PROBLEM REQUIREMENTS:
Your answer should be every line below that includes the word "dbsnp".

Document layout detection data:
*****
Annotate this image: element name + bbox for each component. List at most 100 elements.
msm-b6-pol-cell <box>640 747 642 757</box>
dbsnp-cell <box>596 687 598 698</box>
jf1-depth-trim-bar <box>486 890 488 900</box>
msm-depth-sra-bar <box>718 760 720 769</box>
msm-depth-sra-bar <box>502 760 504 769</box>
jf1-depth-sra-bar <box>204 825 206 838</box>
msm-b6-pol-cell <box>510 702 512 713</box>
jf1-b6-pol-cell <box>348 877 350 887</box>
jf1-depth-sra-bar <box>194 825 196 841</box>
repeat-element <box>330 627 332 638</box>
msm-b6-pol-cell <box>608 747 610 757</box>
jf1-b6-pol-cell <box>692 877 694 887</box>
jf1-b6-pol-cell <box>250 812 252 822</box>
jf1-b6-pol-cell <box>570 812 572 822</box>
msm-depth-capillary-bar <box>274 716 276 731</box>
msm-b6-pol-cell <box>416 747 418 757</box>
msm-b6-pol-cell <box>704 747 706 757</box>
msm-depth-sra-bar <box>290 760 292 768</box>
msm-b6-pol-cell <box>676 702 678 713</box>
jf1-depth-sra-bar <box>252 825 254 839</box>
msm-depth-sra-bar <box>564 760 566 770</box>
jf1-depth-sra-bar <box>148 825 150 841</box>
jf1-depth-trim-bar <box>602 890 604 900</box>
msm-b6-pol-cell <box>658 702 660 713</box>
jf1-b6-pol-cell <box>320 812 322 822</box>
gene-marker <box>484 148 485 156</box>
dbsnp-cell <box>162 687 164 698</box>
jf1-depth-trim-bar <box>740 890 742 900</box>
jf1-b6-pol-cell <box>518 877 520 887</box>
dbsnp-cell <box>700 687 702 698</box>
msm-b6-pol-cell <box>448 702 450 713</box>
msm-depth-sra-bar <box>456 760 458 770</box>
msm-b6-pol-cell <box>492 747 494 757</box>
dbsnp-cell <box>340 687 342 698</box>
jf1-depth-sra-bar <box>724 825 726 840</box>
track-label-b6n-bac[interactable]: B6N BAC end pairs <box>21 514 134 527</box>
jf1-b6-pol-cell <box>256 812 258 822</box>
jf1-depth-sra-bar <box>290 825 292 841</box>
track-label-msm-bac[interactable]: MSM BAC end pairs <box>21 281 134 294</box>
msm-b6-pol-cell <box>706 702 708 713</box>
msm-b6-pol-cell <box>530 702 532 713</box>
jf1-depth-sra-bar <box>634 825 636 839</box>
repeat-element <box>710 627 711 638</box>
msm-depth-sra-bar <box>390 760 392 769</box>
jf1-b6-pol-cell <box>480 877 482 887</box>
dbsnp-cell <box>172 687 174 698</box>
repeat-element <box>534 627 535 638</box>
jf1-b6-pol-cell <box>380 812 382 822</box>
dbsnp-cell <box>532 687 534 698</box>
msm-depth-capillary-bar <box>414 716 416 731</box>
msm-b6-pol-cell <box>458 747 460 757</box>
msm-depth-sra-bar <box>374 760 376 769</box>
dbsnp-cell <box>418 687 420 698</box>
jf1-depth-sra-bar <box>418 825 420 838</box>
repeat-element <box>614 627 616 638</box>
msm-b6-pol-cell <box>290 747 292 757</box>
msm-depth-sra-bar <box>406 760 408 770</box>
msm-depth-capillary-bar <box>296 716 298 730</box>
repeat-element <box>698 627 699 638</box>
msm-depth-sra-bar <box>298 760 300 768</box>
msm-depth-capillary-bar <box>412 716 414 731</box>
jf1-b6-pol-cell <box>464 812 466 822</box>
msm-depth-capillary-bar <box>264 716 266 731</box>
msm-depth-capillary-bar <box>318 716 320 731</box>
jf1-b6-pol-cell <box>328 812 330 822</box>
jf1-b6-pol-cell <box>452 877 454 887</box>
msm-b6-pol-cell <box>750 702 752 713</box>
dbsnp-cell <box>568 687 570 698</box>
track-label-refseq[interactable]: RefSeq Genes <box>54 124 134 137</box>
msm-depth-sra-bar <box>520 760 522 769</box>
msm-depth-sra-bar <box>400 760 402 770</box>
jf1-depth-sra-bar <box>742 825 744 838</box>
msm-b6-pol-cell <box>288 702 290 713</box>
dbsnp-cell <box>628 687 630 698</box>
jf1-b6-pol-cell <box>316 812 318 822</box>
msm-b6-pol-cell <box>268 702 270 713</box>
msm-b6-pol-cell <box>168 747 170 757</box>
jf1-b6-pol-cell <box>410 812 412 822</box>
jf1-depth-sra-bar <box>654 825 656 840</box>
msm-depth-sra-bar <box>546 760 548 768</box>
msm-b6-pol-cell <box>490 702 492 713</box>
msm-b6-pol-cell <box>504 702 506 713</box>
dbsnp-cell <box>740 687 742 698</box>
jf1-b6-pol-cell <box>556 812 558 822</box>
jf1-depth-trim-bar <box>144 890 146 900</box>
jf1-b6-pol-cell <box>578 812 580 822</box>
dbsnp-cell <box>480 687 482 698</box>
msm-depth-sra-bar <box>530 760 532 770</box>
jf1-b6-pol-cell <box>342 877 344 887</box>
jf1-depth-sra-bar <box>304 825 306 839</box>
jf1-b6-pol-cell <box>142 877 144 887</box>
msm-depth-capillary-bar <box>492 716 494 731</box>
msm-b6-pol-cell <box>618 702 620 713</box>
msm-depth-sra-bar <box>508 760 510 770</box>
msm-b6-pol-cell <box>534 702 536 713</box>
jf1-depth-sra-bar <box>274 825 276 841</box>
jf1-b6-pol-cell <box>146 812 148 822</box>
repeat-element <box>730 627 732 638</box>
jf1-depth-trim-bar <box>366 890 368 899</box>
*****
YOUR RESPONSE:
dbsnp-cell <box>596 687 598 698</box>
dbsnp-cell <box>162 687 164 698</box>
dbsnp-cell <box>700 687 702 698</box>
dbsnp-cell <box>340 687 342 698</box>
dbsnp-cell <box>172 687 174 698</box>
dbsnp-cell <box>532 687 534 698</box>
dbsnp-cell <box>418 687 420 698</box>
dbsnp-cell <box>568 687 570 698</box>
dbsnp-cell <box>628 687 630 698</box>
dbsnp-cell <box>740 687 742 698</box>
dbsnp-cell <box>480 687 482 698</box>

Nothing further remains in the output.